§ AIM OF THE EXERCISE
Each line that follows is to be retyped exactly.

--- Start of PROVIDED INFORMATION ---

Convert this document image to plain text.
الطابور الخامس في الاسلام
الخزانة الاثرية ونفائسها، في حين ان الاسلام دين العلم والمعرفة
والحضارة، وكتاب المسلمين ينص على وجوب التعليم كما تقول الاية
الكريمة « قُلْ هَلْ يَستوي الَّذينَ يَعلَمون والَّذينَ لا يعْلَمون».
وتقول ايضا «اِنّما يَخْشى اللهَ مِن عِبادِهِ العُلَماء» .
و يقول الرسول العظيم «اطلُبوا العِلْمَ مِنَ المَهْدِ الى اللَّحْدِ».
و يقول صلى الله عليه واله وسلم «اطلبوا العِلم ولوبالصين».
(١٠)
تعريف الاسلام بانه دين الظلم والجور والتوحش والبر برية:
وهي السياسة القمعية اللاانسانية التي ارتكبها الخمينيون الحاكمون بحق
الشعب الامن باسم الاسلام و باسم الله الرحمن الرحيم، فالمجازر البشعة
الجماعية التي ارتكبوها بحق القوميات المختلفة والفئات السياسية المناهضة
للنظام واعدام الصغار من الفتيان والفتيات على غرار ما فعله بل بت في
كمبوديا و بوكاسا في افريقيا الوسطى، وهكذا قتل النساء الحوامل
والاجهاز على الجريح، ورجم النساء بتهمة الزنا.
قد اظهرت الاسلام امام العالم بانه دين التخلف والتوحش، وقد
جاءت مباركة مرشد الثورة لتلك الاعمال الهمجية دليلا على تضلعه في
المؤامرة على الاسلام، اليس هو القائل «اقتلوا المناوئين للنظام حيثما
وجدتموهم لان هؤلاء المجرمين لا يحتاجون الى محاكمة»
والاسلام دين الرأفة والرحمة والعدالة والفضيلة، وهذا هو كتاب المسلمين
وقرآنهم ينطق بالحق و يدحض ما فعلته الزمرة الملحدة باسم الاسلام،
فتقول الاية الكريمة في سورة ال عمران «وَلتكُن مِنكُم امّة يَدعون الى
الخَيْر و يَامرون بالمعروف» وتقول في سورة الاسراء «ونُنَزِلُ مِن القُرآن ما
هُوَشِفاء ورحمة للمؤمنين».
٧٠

--- End of PROVIDED INFORMATION ---

§ THE RESPONSE
Convert this document image to plain text.
الطابور الخامس في الاسلام
الخزانة الاثرية ونفائسها، في حين ان الاسلام دين العلم والمعرفة
والحضارة، وكتاب المسلمين ينص على وجوب التعليم كما تقول الاية
الكريمة « قُلْ هَلْ يَستوي الَّذينَ يَعلَمون والَّذينَ لا يعْلَمون».
وتقول ايضا «اِنّما يَخْشى اللهَ مِن عِبادِهِ العُلَماء» .
و يقول الرسول العظيم «اطلُبوا العِلْمَ مِنَ المَهْدِ الى اللَّحْدِ».
و يقول صلى الله عليه واله وسلم «اطلبوا العِلم ولوبالصين».
(١٠)
تعريف الاسلام بانه دين الظلم والجور والتوحش والبر برية:
وهي السياسة القمعية اللاانسانية التي ارتكبها الخمينيون الحاكمون بحق
الشعب الامن باسم الاسلام و باسم الله الرحمن الرحيم، فالمجازر البشعة
الجماعية التي ارتكبوها بحق القوميات المختلفة والفئات السياسية المناهضة
للنظام واعدام الصغار من الفتيان والفتيات على غرار ما فعله بل بت في
كمبوديا و بوكاسا في افريقيا الوسطى، وهكذا قتل النساء الحوامل
والاجهاز على الجريح، ورجم النساء بتهمة الزنا.
قد اظهرت الاسلام امام العالم بانه دين التخلف والتوحش، وقد
جاءت مباركة مرشد الثورة لتلك الاعمال الهمجية دليلا على تضلعه في
المؤامرة على الاسلام، اليس هو القائل «اقتلوا المناوئين للنظام حيثما
وجدتموهم لان هؤلاء المجرمين لا يحتاجون الى محاكمة»
والاسلام دين الرأفة والرحمة والعدالة والفضيلة، وهذا هو كتاب المسلمين
وقرآنهم ينطق بالحق و يدحض ما فعلته الزمرة الملحدة باسم الاسلام،
فتقول الاية الكريمة في سورة ال عمران «وَلتكُن مِنكُم امّة يَدعون الى
الخَيْر و يَامرون بالمعروف» وتقول في سورة الاسراء «ونُنَزِلُ مِن القُرآن ما
هُوَشِفاء ورحمة للمؤمنين».
٧٠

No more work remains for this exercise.